===== Supplied information
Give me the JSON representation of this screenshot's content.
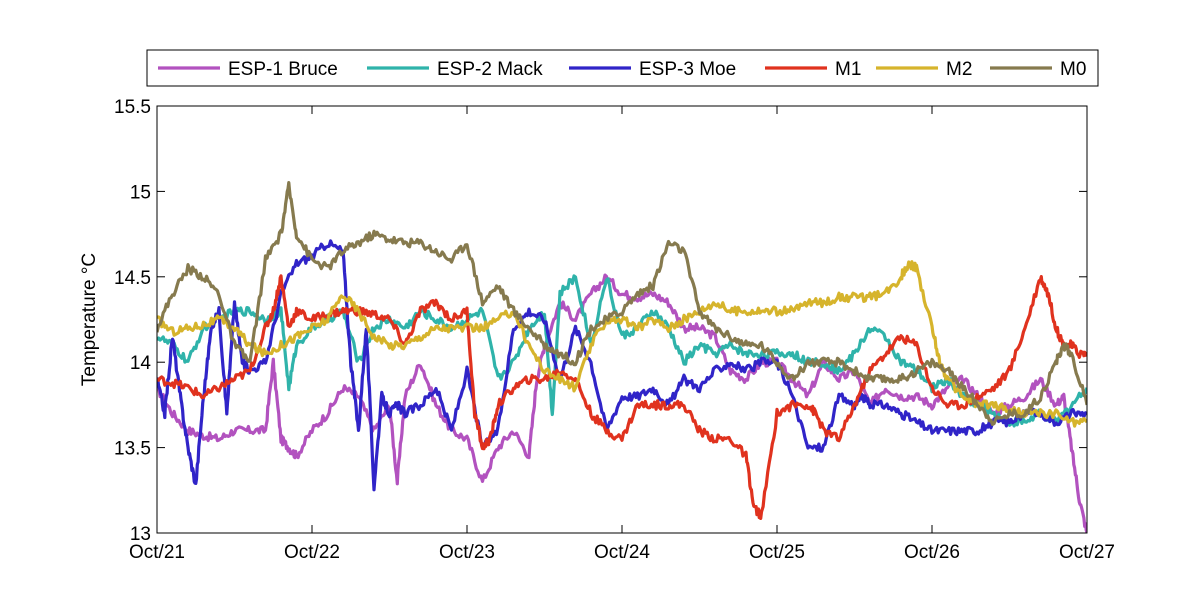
{
  "chart_data": {
    "type": "line",
    "title": "",
    "xlabel": "",
    "ylabel": "Temperature °C",
    "x_ticks": [
      "Oct/21",
      "Oct/22",
      "Oct/23",
      "Oct/24",
      "Oct/25",
      "Oct/26",
      "Oct/27"
    ],
    "x_unit": "days",
    "xlim": [
      0,
      6
    ],
    "ylim": [
      13,
      15.5
    ],
    "y_ticks": [
      "13",
      "13.5",
      "14",
      "14.5",
      "15",
      "15.5"
    ],
    "grid": false,
    "legend_position": "top",
    "series": [
      {
        "name": "ESP-1 Bruce",
        "color": "#b252bf",
        "x": [
          0,
          0.1,
          0.2,
          0.3,
          0.4,
          0.5,
          0.6,
          0.7,
          0.75,
          0.8,
          0.85,
          0.9,
          1.0,
          1.1,
          1.2,
          1.3,
          1.4,
          1.5,
          1.55,
          1.6,
          1.7,
          1.8,
          1.9,
          2.0,
          2.1,
          2.2,
          2.3,
          2.4,
          2.45,
          2.5,
          2.6,
          2.7,
          2.8,
          2.9,
          3.0,
          3.1,
          3.2,
          3.3,
          3.4,
          3.5,
          3.6,
          3.7,
          3.8,
          3.9,
          4.0,
          4.1,
          4.2,
          4.3,
          4.4,
          4.5,
          4.6,
          4.7,
          4.8,
          4.9,
          5.0,
          5.1,
          5.2,
          5.3,
          5.4,
          5.5,
          5.6,
          5.7,
          5.8,
          5.85,
          5.9,
          5.95,
          6.0
        ],
        "y": [
          13.85,
          13.7,
          13.6,
          13.57,
          13.55,
          13.6,
          13.6,
          13.6,
          14.0,
          13.55,
          13.5,
          13.45,
          13.6,
          13.7,
          13.85,
          13.8,
          13.6,
          13.75,
          13.3,
          13.8,
          14.0,
          13.75,
          13.6,
          13.55,
          13.3,
          13.5,
          13.6,
          13.45,
          13.9,
          14.1,
          14.35,
          14.25,
          14.4,
          14.5,
          14.4,
          14.38,
          14.4,
          14.35,
          14.2,
          14.2,
          14.15,
          13.95,
          13.9,
          14.0,
          14.0,
          13.9,
          13.8,
          14.0,
          13.9,
          13.95,
          13.75,
          13.85,
          13.8,
          13.8,
          13.75,
          13.85,
          13.9,
          13.8,
          13.7,
          13.75,
          13.8,
          13.9,
          13.75,
          13.8,
          13.5,
          13.2,
          13.0
        ]
      },
      {
        "name": "ESP-2 Mack",
        "color": "#2fb3aa",
        "x": [
          0,
          0.1,
          0.2,
          0.3,
          0.4,
          0.5,
          0.6,
          0.7,
          0.8,
          0.85,
          0.9,
          1.0,
          1.1,
          1.2,
          1.3,
          1.4,
          1.5,
          1.6,
          1.7,
          1.8,
          1.9,
          2.0,
          2.1,
          2.2,
          2.3,
          2.4,
          2.5,
          2.55,
          2.6,
          2.7,
          2.8,
          2.9,
          3.0,
          3.1,
          3.2,
          3.3,
          3.4,
          3.5,
          3.6,
          3.7,
          3.8,
          3.9,
          4.0,
          4.1,
          4.2,
          4.3,
          4.4,
          4.5,
          4.6,
          4.7,
          4.8,
          4.9,
          5.0,
          5.1,
          5.2,
          5.3,
          5.4,
          5.5,
          5.6,
          5.7,
          5.8,
          5.9,
          6.0
        ],
        "y": [
          14.15,
          14.1,
          14.0,
          14.2,
          14.25,
          14.3,
          14.3,
          14.25,
          14.3,
          13.85,
          14.1,
          14.2,
          14.25,
          14.3,
          14.0,
          14.2,
          14.25,
          14.2,
          14.3,
          14.25,
          14.2,
          14.25,
          14.3,
          13.9,
          14.0,
          14.2,
          14.3,
          13.7,
          14.4,
          14.5,
          14.1,
          14.5,
          14.15,
          14.2,
          14.3,
          14.2,
          14.0,
          14.1,
          14.05,
          14.1,
          14.05,
          14.05,
          14.05,
          14.05,
          14.0,
          14.0,
          13.95,
          14.05,
          14.2,
          14.15,
          14.0,
          13.95,
          13.85,
          13.9,
          13.8,
          13.75,
          13.7,
          13.65,
          13.65,
          13.7,
          13.65,
          13.75,
          13.85
        ]
      },
      {
        "name": "ESP-3 Moe",
        "color": "#3024c8",
        "x": [
          0,
          0.05,
          0.1,
          0.15,
          0.2,
          0.25,
          0.3,
          0.35,
          0.4,
          0.45,
          0.5,
          0.55,
          0.6,
          0.7,
          0.8,
          0.9,
          1.0,
          1.1,
          1.2,
          1.25,
          1.3,
          1.35,
          1.4,
          1.45,
          1.5,
          1.55,
          1.6,
          1.7,
          1.8,
          1.9,
          2.0,
          2.1,
          2.2,
          2.3,
          2.4,
          2.5,
          2.6,
          2.7,
          2.8,
          2.9,
          3.0,
          3.1,
          3.2,
          3.3,
          3.4,
          3.5,
          3.6,
          3.7,
          3.8,
          3.9,
          4.0,
          4.1,
          4.2,
          4.3,
          4.4,
          4.5,
          4.55,
          4.6,
          4.7,
          4.8,
          4.9,
          5.0,
          5.1,
          5.2,
          5.3,
          5.4,
          5.5,
          5.6,
          5.7,
          5.8,
          5.9,
          6.0
        ],
        "y": [
          13.9,
          13.7,
          14.15,
          13.8,
          13.5,
          13.28,
          13.8,
          14.2,
          14.3,
          13.7,
          14.35,
          14.0,
          13.95,
          14.0,
          14.4,
          14.58,
          14.62,
          14.7,
          14.65,
          14.0,
          13.6,
          14.2,
          13.27,
          13.8,
          13.7,
          13.75,
          13.7,
          13.75,
          13.85,
          13.6,
          13.95,
          13.5,
          13.6,
          14.2,
          14.3,
          14.25,
          13.9,
          14.2,
          14.0,
          13.6,
          13.8,
          13.8,
          13.85,
          13.75,
          13.9,
          13.85,
          13.95,
          14.0,
          13.95,
          14.0,
          14.0,
          13.8,
          13.5,
          13.5,
          13.8,
          13.75,
          13.8,
          13.75,
          13.75,
          13.7,
          13.65,
          13.6,
          13.6,
          13.6,
          13.6,
          13.65,
          13.65,
          13.7,
          13.7,
          13.65,
          13.7,
          13.7
        ]
      },
      {
        "name": "M1",
        "color": "#e0321e",
        "x": [
          0,
          0.1,
          0.2,
          0.3,
          0.4,
          0.5,
          0.6,
          0.7,
          0.75,
          0.8,
          0.85,
          0.9,
          1.0,
          1.1,
          1.2,
          1.3,
          1.4,
          1.5,
          1.6,
          1.7,
          1.8,
          1.9,
          2.0,
          2.05,
          2.1,
          2.15,
          2.2,
          2.3,
          2.4,
          2.5,
          2.6,
          2.7,
          2.8,
          2.9,
          3.0,
          3.1,
          3.2,
          3.3,
          3.4,
          3.5,
          3.6,
          3.7,
          3.8,
          3.85,
          3.9,
          4.0,
          4.1,
          4.2,
          4.25,
          4.3,
          4.4,
          4.5,
          4.6,
          4.7,
          4.8,
          4.9,
          5.0,
          5.1,
          5.2,
          5.3,
          5.4,
          5.5,
          5.6,
          5.7,
          5.75,
          5.8,
          5.85,
          5.9,
          5.95,
          6.0
        ],
        "y": [
          13.9,
          13.88,
          13.85,
          13.8,
          13.85,
          13.9,
          13.95,
          14.2,
          14.3,
          14.5,
          14.2,
          14.3,
          14.25,
          14.28,
          14.3,
          14.3,
          14.28,
          14.25,
          14.1,
          14.3,
          14.35,
          14.25,
          14.3,
          13.7,
          13.5,
          13.55,
          13.75,
          13.85,
          13.9,
          13.9,
          13.95,
          13.9,
          13.7,
          13.6,
          13.55,
          13.75,
          13.75,
          13.75,
          13.75,
          13.6,
          13.55,
          13.55,
          13.45,
          13.15,
          13.1,
          13.7,
          13.75,
          13.75,
          13.7,
          13.6,
          13.55,
          13.75,
          13.95,
          14.05,
          14.15,
          14.1,
          13.85,
          13.75,
          13.75,
          13.8,
          13.85,
          13.95,
          14.2,
          14.5,
          14.4,
          14.2,
          14.1,
          14.1,
          14.05,
          14.05
        ]
      },
      {
        "name": "M2",
        "color": "#d6b42c",
        "x": [
          0,
          0.1,
          0.2,
          0.3,
          0.4,
          0.5,
          0.6,
          0.7,
          0.8,
          0.9,
          1.0,
          1.1,
          1.2,
          1.3,
          1.4,
          1.5,
          1.6,
          1.7,
          1.8,
          1.9,
          2.0,
          2.1,
          2.2,
          2.3,
          2.4,
          2.5,
          2.6,
          2.7,
          2.8,
          2.9,
          3.0,
          3.1,
          3.2,
          3.3,
          3.4,
          3.5,
          3.6,
          3.7,
          3.8,
          3.9,
          4.0,
          4.1,
          4.2,
          4.3,
          4.4,
          4.5,
          4.6,
          4.7,
          4.8,
          4.85,
          4.9,
          5.0,
          5.05,
          5.1,
          5.2,
          5.3,
          5.4,
          5.5,
          5.6,
          5.7,
          5.8,
          5.9,
          6.0
        ],
        "y": [
          14.25,
          14.18,
          14.2,
          14.22,
          14.25,
          14.2,
          14.1,
          14.05,
          14.1,
          14.15,
          14.2,
          14.25,
          14.4,
          14.3,
          14.15,
          14.1,
          14.1,
          14.15,
          14.2,
          14.2,
          14.2,
          14.2,
          14.25,
          14.3,
          14.1,
          13.95,
          13.9,
          13.85,
          14.1,
          14.25,
          14.25,
          14.2,
          14.25,
          14.2,
          14.25,
          14.3,
          14.35,
          14.3,
          14.3,
          14.3,
          14.3,
          14.3,
          14.35,
          14.35,
          14.38,
          14.38,
          14.38,
          14.4,
          14.5,
          14.58,
          14.55,
          14.2,
          14.0,
          13.9,
          13.8,
          13.75,
          13.75,
          13.72,
          13.7,
          13.7,
          13.7,
          13.65,
          13.65
        ]
      },
      {
        "name": "M0",
        "color": "#867a4e",
        "x": [
          0,
          0.1,
          0.2,
          0.3,
          0.4,
          0.5,
          0.6,
          0.7,
          0.8,
          0.85,
          0.9,
          1.0,
          1.1,
          1.2,
          1.3,
          1.4,
          1.5,
          1.6,
          1.7,
          1.8,
          1.9,
          2.0,
          2.1,
          2.2,
          2.3,
          2.4,
          2.5,
          2.6,
          2.7,
          2.8,
          2.9,
          3.0,
          3.1,
          3.2,
          3.3,
          3.4,
          3.5,
          3.6,
          3.7,
          3.8,
          3.9,
          4.0,
          4.1,
          4.2,
          4.3,
          4.4,
          4.5,
          4.6,
          4.7,
          4.8,
          4.9,
          5.0,
          5.1,
          5.2,
          5.3,
          5.4,
          5.5,
          5.6,
          5.7,
          5.8,
          5.85,
          5.9,
          6.0
        ],
        "y": [
          14.2,
          14.4,
          14.55,
          14.5,
          14.4,
          14.1,
          14.0,
          14.6,
          14.75,
          15.03,
          14.75,
          14.6,
          14.55,
          14.65,
          14.7,
          14.75,
          14.72,
          14.7,
          14.7,
          14.65,
          14.6,
          14.7,
          14.35,
          14.45,
          14.3,
          14.2,
          14.1,
          14.05,
          14.0,
          14.2,
          14.25,
          14.3,
          14.4,
          14.45,
          14.7,
          14.65,
          14.3,
          14.2,
          14.15,
          14.1,
          14.1,
          14.0,
          13.9,
          14.0,
          14.0,
          14.0,
          13.95,
          13.9,
          13.9,
          13.9,
          13.95,
          14.0,
          13.95,
          13.85,
          13.75,
          13.65,
          13.7,
          13.7,
          13.8,
          14.0,
          14.1,
          14.05,
          13.75
        ]
      }
    ]
  }
}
==========
Stated task →
Go through the data above and find the lines with the word "name". Copy each of those lines.

Answer for the task →
        "name": "ESP-1 Bruce",
        "name": "ESP-2 Mack",
        "name": "ESP-3 Moe",
        "name": "M1",
        "name": "M2",
        "name": "M0",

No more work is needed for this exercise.